— start DATA LINES —

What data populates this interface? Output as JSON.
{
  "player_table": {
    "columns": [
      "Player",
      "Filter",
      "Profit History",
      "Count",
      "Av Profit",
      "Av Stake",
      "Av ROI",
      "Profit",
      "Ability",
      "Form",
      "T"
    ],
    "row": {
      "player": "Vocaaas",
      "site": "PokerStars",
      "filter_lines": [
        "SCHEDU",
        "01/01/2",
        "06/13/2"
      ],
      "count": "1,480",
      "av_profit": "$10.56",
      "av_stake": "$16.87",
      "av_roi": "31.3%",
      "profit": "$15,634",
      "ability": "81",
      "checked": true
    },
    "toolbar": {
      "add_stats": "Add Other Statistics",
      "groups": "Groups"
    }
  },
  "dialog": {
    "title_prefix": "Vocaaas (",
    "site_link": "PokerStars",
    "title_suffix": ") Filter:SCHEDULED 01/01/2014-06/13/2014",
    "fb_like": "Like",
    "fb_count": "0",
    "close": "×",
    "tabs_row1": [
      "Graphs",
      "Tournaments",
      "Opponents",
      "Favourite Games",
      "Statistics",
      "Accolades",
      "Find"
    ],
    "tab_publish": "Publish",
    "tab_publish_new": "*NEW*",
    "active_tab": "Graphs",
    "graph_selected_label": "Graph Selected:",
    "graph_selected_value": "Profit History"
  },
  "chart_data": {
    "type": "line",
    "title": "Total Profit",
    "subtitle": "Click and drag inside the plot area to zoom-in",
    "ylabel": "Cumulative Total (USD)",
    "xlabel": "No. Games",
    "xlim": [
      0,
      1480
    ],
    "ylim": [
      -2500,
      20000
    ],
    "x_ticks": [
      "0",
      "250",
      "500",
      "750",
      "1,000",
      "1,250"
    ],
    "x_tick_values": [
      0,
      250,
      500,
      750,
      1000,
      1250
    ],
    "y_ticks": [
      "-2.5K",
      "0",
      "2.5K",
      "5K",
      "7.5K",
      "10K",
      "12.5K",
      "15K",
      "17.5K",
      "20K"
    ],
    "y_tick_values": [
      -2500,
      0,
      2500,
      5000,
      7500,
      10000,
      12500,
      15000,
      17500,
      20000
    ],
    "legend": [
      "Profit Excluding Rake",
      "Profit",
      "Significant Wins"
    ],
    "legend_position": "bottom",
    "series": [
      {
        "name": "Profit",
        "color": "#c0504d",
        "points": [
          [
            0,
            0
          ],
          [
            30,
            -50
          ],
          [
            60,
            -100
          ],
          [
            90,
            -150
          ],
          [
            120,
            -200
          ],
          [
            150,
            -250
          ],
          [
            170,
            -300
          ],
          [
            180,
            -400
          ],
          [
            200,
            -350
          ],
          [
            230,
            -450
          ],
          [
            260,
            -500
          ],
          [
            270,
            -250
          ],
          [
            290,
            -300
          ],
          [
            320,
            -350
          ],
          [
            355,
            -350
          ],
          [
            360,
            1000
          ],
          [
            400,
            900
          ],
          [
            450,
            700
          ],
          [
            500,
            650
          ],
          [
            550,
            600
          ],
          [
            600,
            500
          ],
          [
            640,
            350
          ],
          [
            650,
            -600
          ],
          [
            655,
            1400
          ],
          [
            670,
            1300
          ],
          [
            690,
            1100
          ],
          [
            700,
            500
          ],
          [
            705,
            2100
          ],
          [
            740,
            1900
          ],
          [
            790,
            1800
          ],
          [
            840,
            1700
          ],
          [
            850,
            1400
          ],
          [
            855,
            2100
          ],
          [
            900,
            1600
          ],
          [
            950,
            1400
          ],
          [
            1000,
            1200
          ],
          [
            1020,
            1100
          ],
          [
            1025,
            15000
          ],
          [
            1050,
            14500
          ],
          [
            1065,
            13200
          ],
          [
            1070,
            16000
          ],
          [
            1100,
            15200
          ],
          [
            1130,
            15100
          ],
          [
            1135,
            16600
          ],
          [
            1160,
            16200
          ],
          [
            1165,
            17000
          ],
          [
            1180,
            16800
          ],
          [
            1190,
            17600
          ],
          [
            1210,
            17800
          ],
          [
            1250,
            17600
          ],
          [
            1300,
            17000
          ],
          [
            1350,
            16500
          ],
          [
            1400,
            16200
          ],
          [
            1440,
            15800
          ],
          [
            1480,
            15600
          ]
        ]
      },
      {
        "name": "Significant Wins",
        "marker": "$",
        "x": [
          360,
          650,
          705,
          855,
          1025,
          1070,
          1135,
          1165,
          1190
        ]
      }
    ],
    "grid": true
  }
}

— end DATA LINES —

- EXERCISE GOAL
Looking at the data above, show all lines where the word "History" occurs.

- RESULT FOR THIS TASK
      "Profit History",
    "graph_selected_value": "Profit History"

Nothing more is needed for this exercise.